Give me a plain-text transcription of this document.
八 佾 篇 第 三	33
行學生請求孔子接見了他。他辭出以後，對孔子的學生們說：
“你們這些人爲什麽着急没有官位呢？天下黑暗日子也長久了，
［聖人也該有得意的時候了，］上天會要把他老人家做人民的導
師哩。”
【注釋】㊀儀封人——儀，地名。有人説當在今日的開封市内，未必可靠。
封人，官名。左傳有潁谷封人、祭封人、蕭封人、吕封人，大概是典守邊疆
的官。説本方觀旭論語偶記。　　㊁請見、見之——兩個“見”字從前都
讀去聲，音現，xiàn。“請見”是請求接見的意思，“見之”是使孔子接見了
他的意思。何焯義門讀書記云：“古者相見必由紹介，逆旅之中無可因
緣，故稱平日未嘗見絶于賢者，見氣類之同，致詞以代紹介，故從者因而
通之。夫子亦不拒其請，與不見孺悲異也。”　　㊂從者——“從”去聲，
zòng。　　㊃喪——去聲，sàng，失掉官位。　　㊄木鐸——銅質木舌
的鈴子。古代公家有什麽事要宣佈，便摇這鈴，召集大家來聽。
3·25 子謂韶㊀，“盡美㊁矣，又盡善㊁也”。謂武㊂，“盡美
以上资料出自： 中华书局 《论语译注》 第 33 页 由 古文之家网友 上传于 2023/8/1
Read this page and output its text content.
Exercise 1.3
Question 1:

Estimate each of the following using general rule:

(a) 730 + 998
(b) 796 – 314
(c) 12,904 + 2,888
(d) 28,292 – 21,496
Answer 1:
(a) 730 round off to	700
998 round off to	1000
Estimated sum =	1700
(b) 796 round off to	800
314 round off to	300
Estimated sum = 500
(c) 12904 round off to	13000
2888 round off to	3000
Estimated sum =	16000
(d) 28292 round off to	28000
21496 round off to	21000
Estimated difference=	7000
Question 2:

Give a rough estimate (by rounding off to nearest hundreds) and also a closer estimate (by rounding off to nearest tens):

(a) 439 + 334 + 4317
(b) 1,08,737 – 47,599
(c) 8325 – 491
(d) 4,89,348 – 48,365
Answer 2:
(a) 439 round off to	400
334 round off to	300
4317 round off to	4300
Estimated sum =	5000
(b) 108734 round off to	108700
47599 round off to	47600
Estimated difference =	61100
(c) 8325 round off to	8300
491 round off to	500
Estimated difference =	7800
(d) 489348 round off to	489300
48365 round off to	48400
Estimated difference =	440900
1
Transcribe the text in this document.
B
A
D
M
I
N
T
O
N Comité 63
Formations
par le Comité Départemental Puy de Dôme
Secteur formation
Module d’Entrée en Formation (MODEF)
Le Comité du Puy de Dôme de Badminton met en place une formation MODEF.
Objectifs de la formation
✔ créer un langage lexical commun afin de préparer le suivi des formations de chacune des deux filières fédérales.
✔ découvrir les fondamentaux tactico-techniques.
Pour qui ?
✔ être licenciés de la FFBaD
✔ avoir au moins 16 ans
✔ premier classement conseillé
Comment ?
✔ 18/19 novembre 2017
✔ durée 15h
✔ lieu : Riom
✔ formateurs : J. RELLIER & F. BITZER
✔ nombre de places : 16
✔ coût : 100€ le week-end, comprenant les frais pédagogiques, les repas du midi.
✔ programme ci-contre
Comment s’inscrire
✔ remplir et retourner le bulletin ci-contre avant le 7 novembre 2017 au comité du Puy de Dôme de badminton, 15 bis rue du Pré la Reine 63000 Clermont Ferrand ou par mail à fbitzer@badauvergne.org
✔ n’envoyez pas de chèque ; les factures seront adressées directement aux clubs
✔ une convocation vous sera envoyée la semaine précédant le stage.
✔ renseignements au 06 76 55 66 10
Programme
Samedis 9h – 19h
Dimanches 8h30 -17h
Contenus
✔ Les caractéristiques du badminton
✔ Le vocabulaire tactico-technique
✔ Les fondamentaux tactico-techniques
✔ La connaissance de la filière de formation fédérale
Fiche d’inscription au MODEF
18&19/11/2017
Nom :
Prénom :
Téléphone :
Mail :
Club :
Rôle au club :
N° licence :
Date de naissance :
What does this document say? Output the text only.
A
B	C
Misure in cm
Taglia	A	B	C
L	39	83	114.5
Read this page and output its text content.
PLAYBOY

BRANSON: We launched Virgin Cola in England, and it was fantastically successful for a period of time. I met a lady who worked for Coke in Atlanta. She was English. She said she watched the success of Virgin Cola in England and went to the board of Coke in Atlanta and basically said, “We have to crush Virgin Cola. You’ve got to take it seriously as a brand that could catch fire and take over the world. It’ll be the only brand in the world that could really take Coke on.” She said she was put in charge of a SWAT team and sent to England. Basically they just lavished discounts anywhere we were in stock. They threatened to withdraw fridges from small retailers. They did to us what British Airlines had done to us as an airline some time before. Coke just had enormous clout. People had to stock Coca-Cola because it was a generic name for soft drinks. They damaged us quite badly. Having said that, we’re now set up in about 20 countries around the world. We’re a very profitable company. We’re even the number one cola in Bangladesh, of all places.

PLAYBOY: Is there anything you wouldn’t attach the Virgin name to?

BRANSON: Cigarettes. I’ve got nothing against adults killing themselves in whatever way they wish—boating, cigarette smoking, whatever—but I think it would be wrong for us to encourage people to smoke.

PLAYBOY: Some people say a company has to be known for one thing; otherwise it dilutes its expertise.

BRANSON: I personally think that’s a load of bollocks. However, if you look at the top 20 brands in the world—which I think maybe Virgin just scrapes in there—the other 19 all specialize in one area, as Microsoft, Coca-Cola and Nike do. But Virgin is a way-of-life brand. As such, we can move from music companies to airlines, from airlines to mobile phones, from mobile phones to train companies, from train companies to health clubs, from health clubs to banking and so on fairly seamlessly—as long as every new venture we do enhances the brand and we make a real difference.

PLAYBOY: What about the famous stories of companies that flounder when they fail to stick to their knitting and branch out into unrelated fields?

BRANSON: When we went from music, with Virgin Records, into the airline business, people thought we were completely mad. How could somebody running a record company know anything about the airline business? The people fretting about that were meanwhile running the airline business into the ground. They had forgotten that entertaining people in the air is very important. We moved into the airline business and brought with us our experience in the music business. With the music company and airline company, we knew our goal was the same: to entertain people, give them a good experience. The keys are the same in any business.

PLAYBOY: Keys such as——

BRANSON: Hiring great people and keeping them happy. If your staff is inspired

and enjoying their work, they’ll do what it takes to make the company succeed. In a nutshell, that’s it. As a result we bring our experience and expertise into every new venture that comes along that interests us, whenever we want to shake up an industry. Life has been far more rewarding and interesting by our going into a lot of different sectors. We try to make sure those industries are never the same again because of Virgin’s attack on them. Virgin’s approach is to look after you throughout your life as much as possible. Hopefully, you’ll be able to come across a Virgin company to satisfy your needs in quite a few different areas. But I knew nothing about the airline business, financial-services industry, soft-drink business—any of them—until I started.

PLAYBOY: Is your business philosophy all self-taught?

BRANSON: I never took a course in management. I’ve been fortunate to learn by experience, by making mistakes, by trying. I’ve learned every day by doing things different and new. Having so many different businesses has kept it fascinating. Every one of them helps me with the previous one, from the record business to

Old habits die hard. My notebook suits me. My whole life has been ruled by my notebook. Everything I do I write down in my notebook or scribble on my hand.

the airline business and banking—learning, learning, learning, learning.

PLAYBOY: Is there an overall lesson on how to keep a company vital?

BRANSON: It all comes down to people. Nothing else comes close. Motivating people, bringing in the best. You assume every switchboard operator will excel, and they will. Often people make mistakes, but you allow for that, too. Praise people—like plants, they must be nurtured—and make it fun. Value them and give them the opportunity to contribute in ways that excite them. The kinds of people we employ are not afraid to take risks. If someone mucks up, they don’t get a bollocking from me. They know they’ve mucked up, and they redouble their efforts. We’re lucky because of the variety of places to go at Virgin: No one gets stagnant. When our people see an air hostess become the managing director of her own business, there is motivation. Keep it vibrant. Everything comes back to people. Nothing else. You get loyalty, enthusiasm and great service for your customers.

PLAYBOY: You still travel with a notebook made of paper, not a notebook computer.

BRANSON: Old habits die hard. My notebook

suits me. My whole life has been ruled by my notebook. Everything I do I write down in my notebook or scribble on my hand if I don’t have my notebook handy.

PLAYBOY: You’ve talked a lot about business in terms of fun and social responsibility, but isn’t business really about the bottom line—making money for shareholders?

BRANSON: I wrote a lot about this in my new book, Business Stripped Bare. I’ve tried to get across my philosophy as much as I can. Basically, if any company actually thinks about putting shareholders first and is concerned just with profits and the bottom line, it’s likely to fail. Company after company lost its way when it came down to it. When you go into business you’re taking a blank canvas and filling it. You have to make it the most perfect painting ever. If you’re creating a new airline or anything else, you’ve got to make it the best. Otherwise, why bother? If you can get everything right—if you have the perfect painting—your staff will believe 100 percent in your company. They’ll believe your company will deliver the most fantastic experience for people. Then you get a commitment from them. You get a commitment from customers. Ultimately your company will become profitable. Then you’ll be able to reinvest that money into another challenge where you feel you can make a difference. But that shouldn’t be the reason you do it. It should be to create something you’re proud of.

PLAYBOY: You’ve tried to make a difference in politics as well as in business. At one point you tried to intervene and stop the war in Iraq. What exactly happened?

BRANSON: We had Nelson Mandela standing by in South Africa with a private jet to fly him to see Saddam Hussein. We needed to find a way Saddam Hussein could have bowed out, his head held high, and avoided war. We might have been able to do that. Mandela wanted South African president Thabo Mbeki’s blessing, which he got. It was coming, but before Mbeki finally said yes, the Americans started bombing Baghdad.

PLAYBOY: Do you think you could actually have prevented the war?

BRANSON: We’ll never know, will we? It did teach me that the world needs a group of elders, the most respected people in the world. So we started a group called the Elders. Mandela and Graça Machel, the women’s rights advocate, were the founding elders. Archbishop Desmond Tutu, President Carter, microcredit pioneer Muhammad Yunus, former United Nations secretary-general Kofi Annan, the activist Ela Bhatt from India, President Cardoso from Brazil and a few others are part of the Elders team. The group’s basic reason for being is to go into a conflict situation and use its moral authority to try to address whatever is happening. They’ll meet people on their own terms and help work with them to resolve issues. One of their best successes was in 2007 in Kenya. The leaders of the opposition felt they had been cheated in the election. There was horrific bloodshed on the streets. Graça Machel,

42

> _Task description_: Find every line in the records above that holds the word "text", and copy each one.

> _Completed task_:
Give me a plain-text transcription of this document.
Read this page and output its text content.
Transcribe the text in this document.
What does this document say? Output the text only.
Read this page and output its text content.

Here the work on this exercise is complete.